Stored data:
## START

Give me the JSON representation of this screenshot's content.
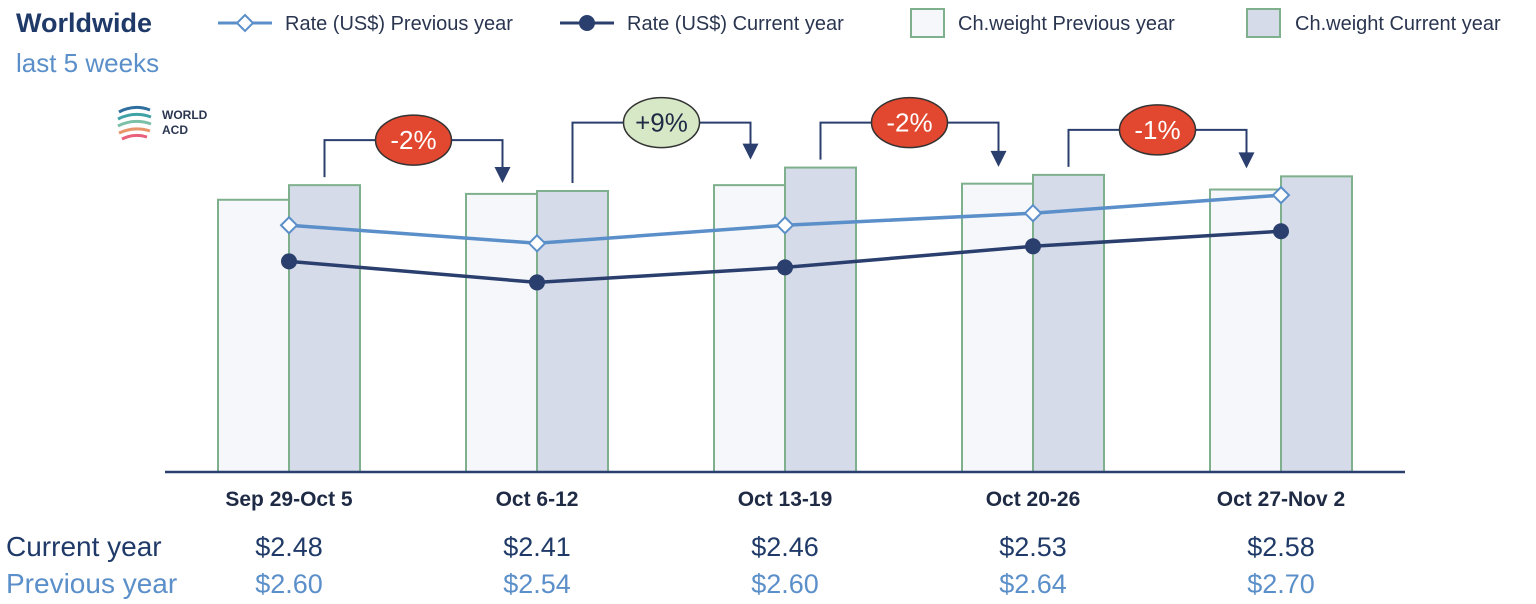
{
  "title": "Worldwide",
  "subtitle": "last 5 weeks",
  "logo": {
    "line1": "WORLD",
    "line2": "ACD"
  },
  "colors": {
    "rate_prev": "#5b8fc9",
    "rate_cur": "#2b3f6e",
    "bar_stroke": "#7fb08e",
    "bar_prev_fill": "#f5f7fa",
    "bar_cur_fill": "#d5dbe8",
    "pct_down": "#e2472f",
    "pct_up": "#d6e8c6",
    "axis": "#2b3f6e"
  },
  "chart_data": {
    "type": "bar",
    "categories": [
      "Sep 29-Oct 5",
      "Oct 6-12",
      "Oct 13-19",
      "Oct 20-26",
      "Oct 27-Nov 2"
    ],
    "legend": [
      {
        "name": "Rate (US$) Previous year",
        "kind": "line-diamond",
        "color": "#5b8fc9"
      },
      {
        "name": "Rate (US$) Current year",
        "kind": "line-dot",
        "color": "#2b3f6e"
      },
      {
        "name": "Ch.weight Previous year",
        "kind": "bar-prev"
      },
      {
        "name": "Ch.weight Current year",
        "kind": "bar-cur"
      }
    ],
    "bar_series": [
      {
        "name": "Ch.weight Previous year",
        "values": [
          0.93,
          0.95,
          0.98,
          0.985,
          0.965
        ]
      },
      {
        "name": "Ch.weight Current year",
        "values": [
          0.98,
          0.96,
          1.04,
          1.015,
          1.01
        ]
      }
    ],
    "bar_ylim": [
      0,
      1.1
    ],
    "line_series": [
      {
        "name": "Rate (US$) Previous year",
        "values": [
          2.6,
          2.54,
          2.6,
          2.64,
          2.7
        ]
      },
      {
        "name": "Rate (US$) Current year",
        "values": [
          2.48,
          2.41,
          2.46,
          2.53,
          2.58
        ]
      }
    ],
    "line_ylim": [
      1.78,
      2.85
    ],
    "changes": [
      {
        "label": "-2%",
        "direction": "down"
      },
      {
        "label": "+9%",
        "direction": "up"
      },
      {
        "label": "-2%",
        "direction": "down"
      },
      {
        "label": "-1%",
        "direction": "down"
      }
    ],
    "table": {
      "rows": [
        {
          "label": "Current year",
          "values": [
            "$2.48",
            "$2.41",
            "$2.46",
            "$2.53",
            "$2.58"
          ]
        },
        {
          "label": "Previous year",
          "values": [
            "$2.60",
            "$2.54",
            "$2.60",
            "$2.64",
            "$2.70"
          ]
        }
      ]
    },
    "grid": false,
    "legend_position": "top"
  }
}
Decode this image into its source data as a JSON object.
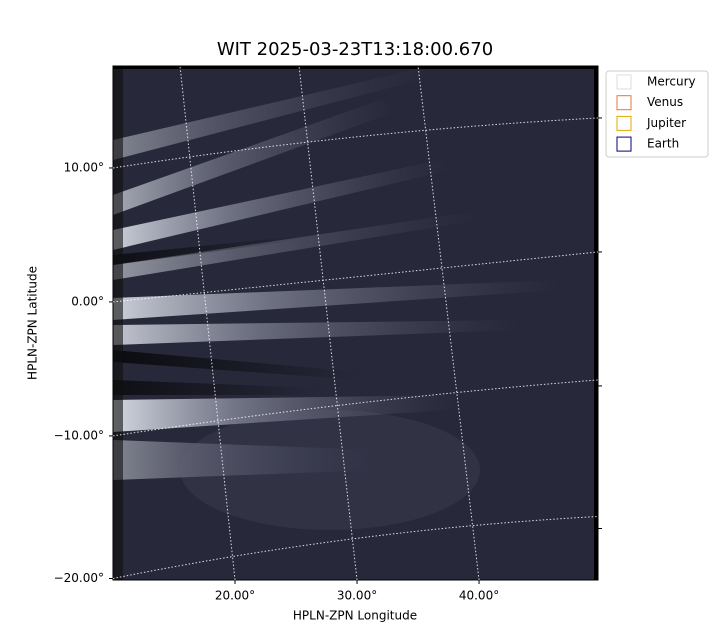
{
  "chart_data": {
    "type": "image",
    "title": "WIT 2025-03-23T13:18:00.670",
    "x_label": "HPLN-ZPN Longitude",
    "y_label": "HPLN-ZPN Latitude",
    "xlim": [
      10.0,
      49.75
    ],
    "ylim": [
      -20.1,
      17.25
    ],
    "yscale": "tan",
    "xticks": [
      {
        "value": 20,
        "label": "20.00°"
      },
      {
        "value": 30,
        "label": "30.00°"
      },
      {
        "value": 40,
        "label": "40.00°"
      }
    ],
    "yticks": [
      {
        "value": 10,
        "label": "10.00°"
      },
      {
        "value": 0,
        "label": "0.00°"
      },
      {
        "value": -10,
        "label": "−10.00°"
      },
      {
        "value": -20,
        "label": "−20.00°"
      }
    ],
    "grid": true,
    "legend": {
      "loc": "upper right",
      "entries": [
        {
          "name": "Mercury",
          "color": "#dddddd"
        },
        {
          "name": "Venus",
          "color": "#e07b39"
        },
        {
          "name": "Jupiter",
          "color": "#e0a800"
        },
        {
          "name": "Earth",
          "color": "#000080"
        }
      ]
    }
  }
}
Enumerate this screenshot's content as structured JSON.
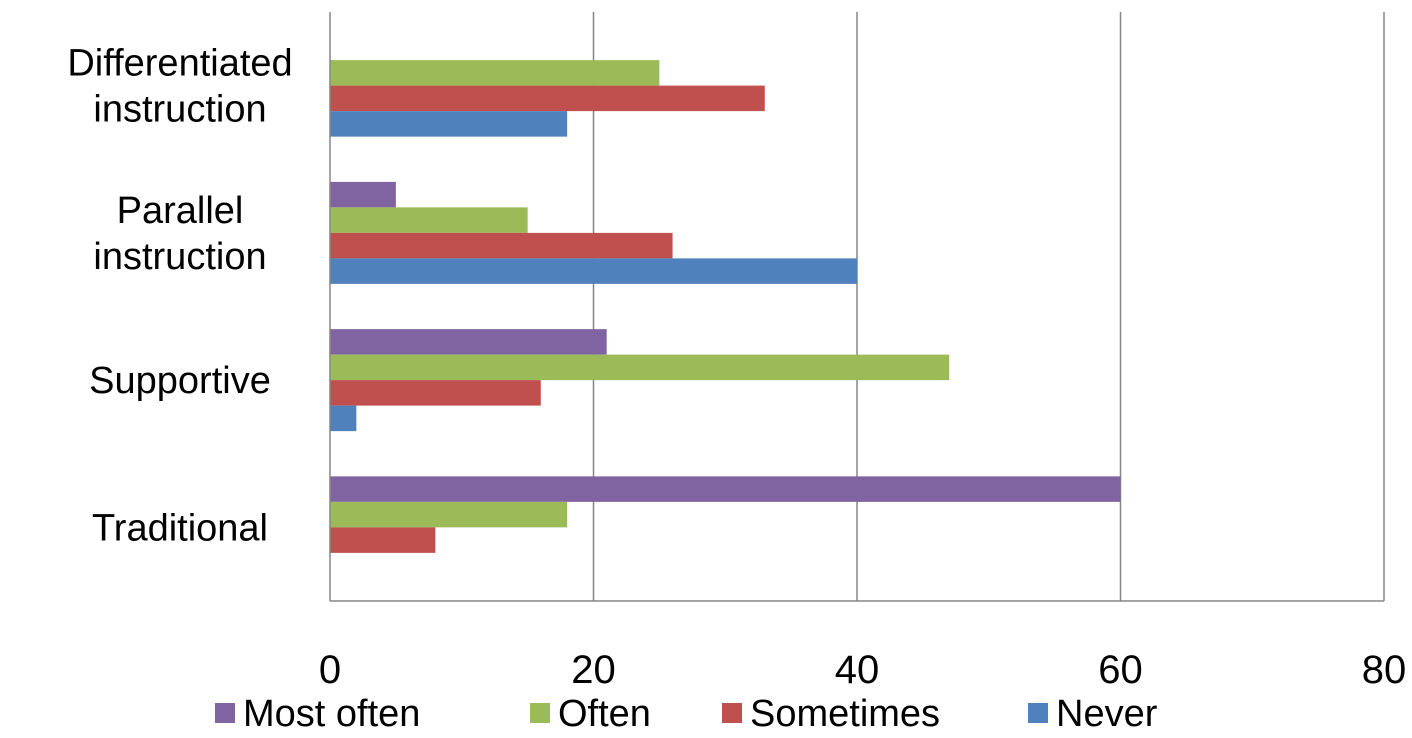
{
  "chart_data": {
    "type": "bar",
    "orientation": "horizontal",
    "categories": [
      [
        "Differentiated",
        "instruction"
      ],
      [
        "Parallel",
        "instruction"
      ],
      [
        "Supportive"
      ],
      [
        "Traditional"
      ]
    ],
    "series": [
      {
        "name": "Most often",
        "color": "#8064a2",
        "values": [
          0,
          5,
          21,
          60
        ]
      },
      {
        "name": "Often",
        "color": "#9bbb59",
        "values": [
          25,
          15,
          47,
          18
        ]
      },
      {
        "name": "Sometimes",
        "color": "#c0504d",
        "values": [
          33,
          26,
          16,
          8
        ]
      },
      {
        "name": "Never",
        "color": "#4f81bd",
        "values": [
          18,
          40,
          2,
          0
        ]
      }
    ],
    "xlim": [
      0,
      80
    ],
    "xticks": [
      "0",
      "20",
      "40",
      "60",
      "80"
    ],
    "grid": true,
    "legend_position": "bottom",
    "title": "",
    "xlabel": "",
    "ylabel": ""
  }
}
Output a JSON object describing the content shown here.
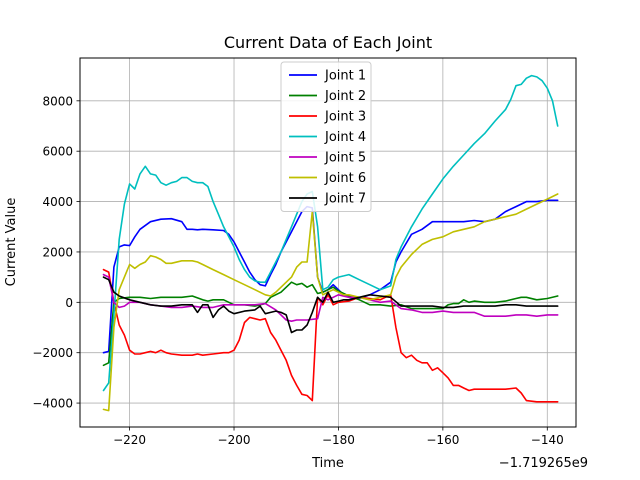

## END

Directive:
Repeat the records above exactly, leaving out any pictures they contain.

Exercise answer:
Give me the JSON representation of this screenshot's content.
{
  "title": "Worldwide",
  "subtitle": "last 5 weeks",
  "logo": {
    "line1": "WORLD",
    "line2": "ACD"
  },
  "colors": {
    "rate_prev": "#5b8fc9",
    "rate_cur": "#2b3f6e",
    "bar_stroke": "#7fb08e",
    "bar_prev_fill": "#f5f7fa",
    "bar_cur_fill": "#d5dbe8",
    "pct_down": "#e2472f",
    "pct_up": "#d6e8c6",
    "axis": "#2b3f6e"
  },
  "chart_data": {
    "type": "bar",
    "categories": [
      "Sep 29-Oct 5",
      "Oct 6-12",
      "Oct 13-19",
      "Oct 20-26",
      "Oct 27-Nov 2"
    ],
    "legend": [
      {
        "name": "Rate (US$) Previous year",
        "kind": "line-diamond",
        "color": "#5b8fc9"
      },
      {
        "name": "Rate (US$) Current year",
        "kind": "line-dot",
        "color": "#2b3f6e"
      },
      {
        "name": "Ch.weight Previous year",
        "kind": "bar-prev"
      },
      {
        "name": "Ch.weight Current year",
        "kind": "bar-cur"
      }
    ],
    "bar_series": [
      {
        "name": "Ch.weight Previous year",
        "values": [
          0.93,
          0.95,
          0.98,
          0.985,
          0.965
        ]
      },
      {
        "name": "Ch.weight Current year",
        "values": [
          0.98,
          0.96,
          1.04,
          1.015,
          1.01
        ]
      }
    ],
    "bar_ylim": [
      0,
      1.1
    ],
    "line_series": [
      {
        "name": "Rate (US$) Previous year",
        "values": [
          2.6,
          2.54,
          2.6,
          2.64,
          2.7
        ]
      },
      {
        "name": "Rate (US$) Current year",
        "values": [
          2.48,
          2.41,
          2.46,
          2.53,
          2.58
        ]
      }
    ],
    "line_ylim": [
      1.78,
      2.85
    ],
    "changes": [
      {
        "label": "-2%",
        "direction": "down"
      },
      {
        "label": "+9%",
        "direction": "up"
      },
      {
        "label": "-2%",
        "direction": "down"
      },
      {
        "label": "-1%",
        "direction": "down"
      }
    ],
    "table": {
      "rows": [
        {
          "label": "Current year",
          "values": [
            "$2.48",
            "$2.41",
            "$2.46",
            "$2.53",
            "$2.58"
          ]
        },
        {
          "label": "Previous year",
          "values": [
            "$2.60",
            "$2.54",
            "$2.60",
            "$2.64",
            "$2.70"
          ]
        }
      ]
    },
    "grid": false,
    "legend_position": "top"
  }
}
Decode this image into its source data as a JSON object.
{
  "chart_data": {
    "type": "image",
    "title": "WIT 2025-03-23T13:18:00.670",
    "x_label": "HPLN-ZPN Longitude",
    "y_label": "HPLN-ZPN Latitude",
    "xlim": [
      10.0,
      49.75
    ],
    "ylim": [
      -20.1,
      17.25
    ],
    "yscale": "tan",
    "xticks": [
      {
        "value": 20,
        "label": "20.00°"
      },
      {
        "value": 30,
        "label": "30.00°"
      },
      {
        "value": 40,
        "label": "40.00°"
      }
    ],
    "yticks": [
      {
        "value": 10,
        "label": "10.00°"
      },
      {
        "value": 0,
        "label": "0.00°"
      },
      {
        "value": -10,
        "label": "−10.00°"
      },
      {
        "value": -20,
        "label": "−20.00°"
      }
    ],
    "grid": true,
    "legend": {
      "loc": "upper right",
      "entries": [
        {
          "name": "Mercury",
          "color": "#dddddd"
        },
        {
          "name": "Venus",
          "color": "#e07b39"
        },
        {
          "name": "Jupiter",
          "color": "#e0a800"
        },
        {
          "name": "Earth",
          "color": "#000080"
        }
      ]
    }
  }
}
Enumerate this screenshot's content as structured JSON.
{
  "chart_data": {
    "type": "bar",
    "orientation": "horizontal",
    "categories": [
      [
        "Differentiated",
        "instruction"
      ],
      [
        "Parallel",
        "instruction"
      ],
      [
        "Supportive"
      ],
      [
        "Traditional"
      ]
    ],
    "series": [
      {
        "name": "Most often",
        "color": "#8064a2",
        "values": [
          0,
          5,
          21,
          60
        ]
      },
      {
        "name": "Often",
        "color": "#9bbb59",
        "values": [
          25,
          15,
          47,
          18
        ]
      },
      {
        "name": "Sometimes",
        "color": "#c0504d",
        "values": [
          33,
          26,
          16,
          8
        ]
      },
      {
        "name": "Never",
        "color": "#4f81bd",
        "values": [
          18,
          40,
          2,
          0
        ]
      }
    ],
    "xlim": [
      0,
      80
    ],
    "xticks": [
      "0",
      "20",
      "40",
      "60",
      "80"
    ],
    "grid": true,
    "legend_position": "bottom",
    "title": "",
    "xlabel": "",
    "ylabel": ""
  }
}
Output a JSON object describing the content shown here.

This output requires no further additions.